SOURCE RECORDS:
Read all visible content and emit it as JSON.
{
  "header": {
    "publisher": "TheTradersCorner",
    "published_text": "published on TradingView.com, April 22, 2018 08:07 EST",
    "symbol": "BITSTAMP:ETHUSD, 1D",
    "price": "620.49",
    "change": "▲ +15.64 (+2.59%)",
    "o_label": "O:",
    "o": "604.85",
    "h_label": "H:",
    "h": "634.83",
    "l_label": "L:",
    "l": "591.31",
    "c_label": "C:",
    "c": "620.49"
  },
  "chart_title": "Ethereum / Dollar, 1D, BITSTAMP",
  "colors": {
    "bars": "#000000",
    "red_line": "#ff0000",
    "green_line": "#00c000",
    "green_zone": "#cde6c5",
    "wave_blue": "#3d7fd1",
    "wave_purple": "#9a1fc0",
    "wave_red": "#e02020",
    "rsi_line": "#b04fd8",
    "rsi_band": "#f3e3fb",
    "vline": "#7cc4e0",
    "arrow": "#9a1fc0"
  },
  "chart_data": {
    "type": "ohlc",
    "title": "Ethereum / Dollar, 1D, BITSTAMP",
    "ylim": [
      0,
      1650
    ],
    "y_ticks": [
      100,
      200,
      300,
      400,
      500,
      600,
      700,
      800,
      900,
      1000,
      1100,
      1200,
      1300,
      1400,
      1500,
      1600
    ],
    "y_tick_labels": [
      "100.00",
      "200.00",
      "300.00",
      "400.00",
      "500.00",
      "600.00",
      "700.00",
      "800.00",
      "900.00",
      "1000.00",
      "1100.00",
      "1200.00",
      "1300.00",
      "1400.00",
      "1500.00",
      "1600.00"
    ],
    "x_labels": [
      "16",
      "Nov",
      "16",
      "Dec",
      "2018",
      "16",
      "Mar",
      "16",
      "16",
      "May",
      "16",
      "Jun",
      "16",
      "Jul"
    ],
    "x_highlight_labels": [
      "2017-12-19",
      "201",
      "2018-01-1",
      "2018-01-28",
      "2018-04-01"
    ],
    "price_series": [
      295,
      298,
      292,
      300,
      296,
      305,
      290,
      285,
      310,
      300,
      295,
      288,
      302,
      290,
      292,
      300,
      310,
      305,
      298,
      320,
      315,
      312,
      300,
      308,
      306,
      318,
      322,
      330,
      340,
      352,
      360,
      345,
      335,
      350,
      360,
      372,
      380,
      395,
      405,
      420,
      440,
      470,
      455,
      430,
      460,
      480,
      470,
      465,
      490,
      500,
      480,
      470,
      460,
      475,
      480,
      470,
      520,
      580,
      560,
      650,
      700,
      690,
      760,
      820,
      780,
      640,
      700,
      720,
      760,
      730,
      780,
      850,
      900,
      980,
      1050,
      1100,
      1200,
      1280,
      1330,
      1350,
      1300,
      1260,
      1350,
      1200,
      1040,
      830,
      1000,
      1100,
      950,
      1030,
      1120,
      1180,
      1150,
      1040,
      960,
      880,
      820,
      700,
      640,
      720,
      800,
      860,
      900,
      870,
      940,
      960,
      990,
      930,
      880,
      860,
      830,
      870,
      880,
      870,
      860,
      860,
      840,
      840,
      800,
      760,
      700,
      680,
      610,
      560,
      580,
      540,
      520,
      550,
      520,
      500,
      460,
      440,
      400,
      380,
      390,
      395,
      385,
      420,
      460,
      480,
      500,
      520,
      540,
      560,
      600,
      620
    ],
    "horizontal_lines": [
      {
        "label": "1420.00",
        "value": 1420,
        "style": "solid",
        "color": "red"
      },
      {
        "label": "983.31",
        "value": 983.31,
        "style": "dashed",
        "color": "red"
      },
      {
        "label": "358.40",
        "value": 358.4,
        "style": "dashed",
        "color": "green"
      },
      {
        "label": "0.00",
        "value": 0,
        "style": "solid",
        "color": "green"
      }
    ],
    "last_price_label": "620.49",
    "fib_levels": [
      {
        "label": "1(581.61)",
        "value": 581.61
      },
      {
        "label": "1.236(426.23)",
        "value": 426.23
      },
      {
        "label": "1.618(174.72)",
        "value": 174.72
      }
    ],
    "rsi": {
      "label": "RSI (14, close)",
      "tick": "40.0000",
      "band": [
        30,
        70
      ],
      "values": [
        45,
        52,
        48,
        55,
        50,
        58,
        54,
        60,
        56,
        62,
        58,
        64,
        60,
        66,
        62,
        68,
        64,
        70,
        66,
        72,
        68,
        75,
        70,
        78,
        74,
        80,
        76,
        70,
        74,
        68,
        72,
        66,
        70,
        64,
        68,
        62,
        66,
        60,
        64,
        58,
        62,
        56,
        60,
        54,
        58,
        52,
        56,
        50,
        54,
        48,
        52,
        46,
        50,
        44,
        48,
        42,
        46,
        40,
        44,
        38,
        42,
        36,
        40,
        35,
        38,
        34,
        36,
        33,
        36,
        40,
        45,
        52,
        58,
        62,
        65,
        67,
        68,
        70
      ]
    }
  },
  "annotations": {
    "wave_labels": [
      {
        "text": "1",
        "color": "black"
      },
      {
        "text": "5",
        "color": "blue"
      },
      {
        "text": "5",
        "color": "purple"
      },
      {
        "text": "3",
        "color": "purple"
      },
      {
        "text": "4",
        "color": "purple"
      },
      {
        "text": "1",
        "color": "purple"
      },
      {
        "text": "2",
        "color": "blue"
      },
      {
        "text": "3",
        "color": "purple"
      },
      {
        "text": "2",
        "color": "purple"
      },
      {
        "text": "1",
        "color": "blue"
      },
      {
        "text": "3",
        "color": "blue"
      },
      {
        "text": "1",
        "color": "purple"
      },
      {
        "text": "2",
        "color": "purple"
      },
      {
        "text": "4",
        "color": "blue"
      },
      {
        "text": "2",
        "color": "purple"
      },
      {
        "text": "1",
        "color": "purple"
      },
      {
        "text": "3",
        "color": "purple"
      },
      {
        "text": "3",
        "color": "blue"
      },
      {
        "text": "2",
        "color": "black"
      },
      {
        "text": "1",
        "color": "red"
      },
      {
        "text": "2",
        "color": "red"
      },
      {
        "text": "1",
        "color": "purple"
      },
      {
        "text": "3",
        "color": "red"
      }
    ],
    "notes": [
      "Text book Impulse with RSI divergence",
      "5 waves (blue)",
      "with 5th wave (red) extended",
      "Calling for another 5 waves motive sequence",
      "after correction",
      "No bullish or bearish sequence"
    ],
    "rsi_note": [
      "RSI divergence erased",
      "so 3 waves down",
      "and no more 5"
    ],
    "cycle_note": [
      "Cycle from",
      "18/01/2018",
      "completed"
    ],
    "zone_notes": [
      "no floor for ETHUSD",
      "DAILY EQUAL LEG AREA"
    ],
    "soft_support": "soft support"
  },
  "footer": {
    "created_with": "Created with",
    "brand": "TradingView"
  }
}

EXERCISE DETAILS: Repeat the data precisely, line by line.

SOLUTION:
Read all visible content and emit it as JSON.
{
  "header": {
    "publisher": "TheTradersCorner",
    "published_text": "published on TradingView.com, April 22, 2018 08:07 EST",
    "symbol": "BITSTAMP:ETHUSD, 1D",
    "price": "620.49",
    "change": "▲ +15.64 (+2.59%)",
    "o_label": "O:",
    "o": "604.85",
    "h_label": "H:",
    "h": "634.83",
    "l_label": "L:",
    "l": "591.31",
    "c_label": "C:",
    "c": "620.49"
  },
  "chart_title": "Ethereum / Dollar, 1D, BITSTAMP",
  "colors": {
    "bars": "#000000",
    "red_line": "#ff0000",
    "green_line": "#00c000",
    "green_zone": "#cde6c5",
    "wave_blue": "#3d7fd1",
    "wave_purple": "#9a1fc0",
    "wave_red": "#e02020",
    "rsi_line": "#b04fd8",
    "rsi_band": "#f3e3fb",
    "vline": "#7cc4e0",
    "arrow": "#9a1fc0"
  },
  "chart_data": {
    "type": "ohlc",
    "title": "Ethereum / Dollar, 1D, BITSTAMP",
    "ylim": [
      0,
      1650
    ],
    "y_ticks": [
      100,
      200,
      300,
      400,
      500,
      600,
      700,
      800,
      900,
      1000,
      1100,
      1200,
      1300,
      1400,
      1500,
      1600
    ],
    "y_tick_labels": [
      "100.00",
      "200.00",
      "300.00",
      "400.00",
      "500.00",
      "600.00",
      "700.00",
      "800.00",
      "900.00",
      "1000.00",
      "1100.00",
      "1200.00",
      "1300.00",
      "1400.00",
      "1500.00",
      "1600.00"
    ],
    "x_labels": [
      "16",
      "Nov",
      "16",
      "Dec",
      "2018",
      "16",
      "Mar",
      "16",
      "16",
      "May",
      "16",
      "Jun",
      "16",
      "Jul"
    ],
    "x_highlight_labels": [
      "2017-12-19",
      "201",
      "2018-01-1",
      "2018-01-28",
      "2018-04-01"
    ],
    "price_series": [
      295,
      298,
      292,
      300,
      296,
      305,
      290,
      285,
      310,
      300,
      295,
      288,
      302,
      290,
      292,
      300,
      310,
      305,
      298,
      320,
      315,
      312,
      300,
      308,
      306,
      318,
      322,
      330,
      340,
      352,
      360,
      345,
      335,
      350,
      360,
      372,
      380,
      395,
      405,
      420,
      440,
      470,
      455,
      430,
      460,
      480,
      470,
      465,
      490,
      500,
      480,
      470,
      460,
      475,
      480,
      470,
      520,
      580,
      560,
      650,
      700,
      690,
      760,
      820,
      780,
      640,
      700,
      720,
      760,
      730,
      780,
      850,
      900,
      980,
      1050,
      1100,
      1200,
      1280,
      1330,
      1350,
      1300,
      1260,
      1350,
      1200,
      1040,
      830,
      1000,
      1100,
      950,
      1030,
      1120,
      1180,
      1150,
      1040,
      960,
      880,
      820,
      700,
      640,
      720,
      800,
      860,
      900,
      870,
      940,
      960,
      990,
      930,
      880,
      860,
      830,
      870,
      880,
      870,
      860,
      860,
      840,
      840,
      800,
      760,
      700,
      680,
      610,
      560,
      580,
      540,
      520,
      550,
      520,
      500,
      460,
      440,
      400,
      380,
      390,
      395,
      385,
      420,
      460,
      480,
      500,
      520,
      540,
      560,
      600,
      620
    ],
    "horizontal_lines": [
      {
        "label": "1420.00",
        "value": 1420,
        "style": "solid",
        "color": "red"
      },
      {
        "label": "983.31",
        "value": 983.31,
        "style": "dashed",
        "color": "red"
      },
      {
        "label": "358.40",
        "value": 358.4,
        "style": "dashed",
        "color": "green"
      },
      {
        "label": "0.00",
        "value": 0,
        "style": "solid",
        "color": "green"
      }
    ],
    "last_price_label": "620.49",
    "fib_levels": [
      {
        "label": "1(581.61)",
        "value": 581.61
      },
      {
        "label": "1.236(426.23)",
        "value": 426.23
      },
      {
        "label": "1.618(174.72)",
        "value": 174.72
      }
    ],
    "rsi": {
      "label": "RSI (14, close)",
      "tick": "40.0000",
      "band": [
        30,
        70
      ],
      "values": [
        45,
        52,
        48,
        55,
        50,
        58,
        54,
        60,
        56,
        62,
        58,
        64,
        60,
        66,
        62,
        68,
        64,
        70,
        66,
        72,
        68,
        75,
        70,
        78,
        74,
        80,
        76,
        70,
        74,
        68,
        72,
        66,
        70,
        64,
        68,
        62,
        66,
        60,
        64,
        58,
        62,
        56,
        60,
        54,
        58,
        52,
        56,
        50,
        54,
        48,
        52,
        46,
        50,
        44,
        48,
        42,
        46,
        40,
        44,
        38,
        42,
        36,
        40,
        35,
        38,
        34,
        36,
        33,
        36,
        40,
        45,
        52,
        58,
        62,
        65,
        67,
        68,
        70
      ]
    }
  },
  "annotations": {
    "wave_labels": [
      {
        "text": "1",
        "color": "black"
      },
      {
        "text": "5",
        "color": "blue"
      },
      {
        "text": "5",
        "color": "purple"
      },
      {
        "text": "3",
        "color": "purple"
      },
      {
        "text": "4",
        "color": "purple"
      },
      {
        "text": "1",
        "color": "purple"
      },
      {
        "text": "2",
        "color": "blue"
      },
      {
        "text": "3",
        "color": "purple"
      },
      {
        "text": "2",
        "color": "purple"
      },
      {
        "text": "1",
        "color": "blue"
      },
      {
        "text": "3",
        "color": "blue"
      },
      {
        "text": "1",
        "color": "purple"
      },
      {
        "text": "2",
        "color": "purple"
      },
      {
        "text": "4",
        "color": "blue"
      },
      {
        "text": "2",
        "color": "purple"
      },
      {
        "text": "1",
        "color": "purple"
      },
      {
        "text": "3",
        "color": "purple"
      },
      {
        "text": "3",
        "color": "blue"
      },
      {
        "text": "2",
        "color": "black"
      },
      {
        "text": "1",
        "color": "red"
      },
      {
        "text": "2",
        "color": "red"
      },
      {
        "text": "1",
        "color": "purple"
      },
      {
        "text": "3",
        "color": "red"
      }
    ],
    "notes": [
      "Text book Impulse with RSI divergence",
      "5 waves (blue)",
      "with 5th wave (red) extended",
      "Calling for another 5 waves motive sequence",
      "after correction",
      "No bullish or bearish sequence"
    ],
    "rsi_note": [
      "RSI divergence erased",
      "so 3 waves down",
      "and no more 5"
    ],
    "cycle_note": [
      "Cycle from",
      "18/01/2018",
      "completed"
    ],
    "zone_notes": [
      "no floor for ETHUSD",
      "DAILY EQUAL LEG AREA"
    ],
    "soft_support": "soft support"
  },
  "footer": {
    "created_with": "Created with",
    "brand": "TradingView"
  }
}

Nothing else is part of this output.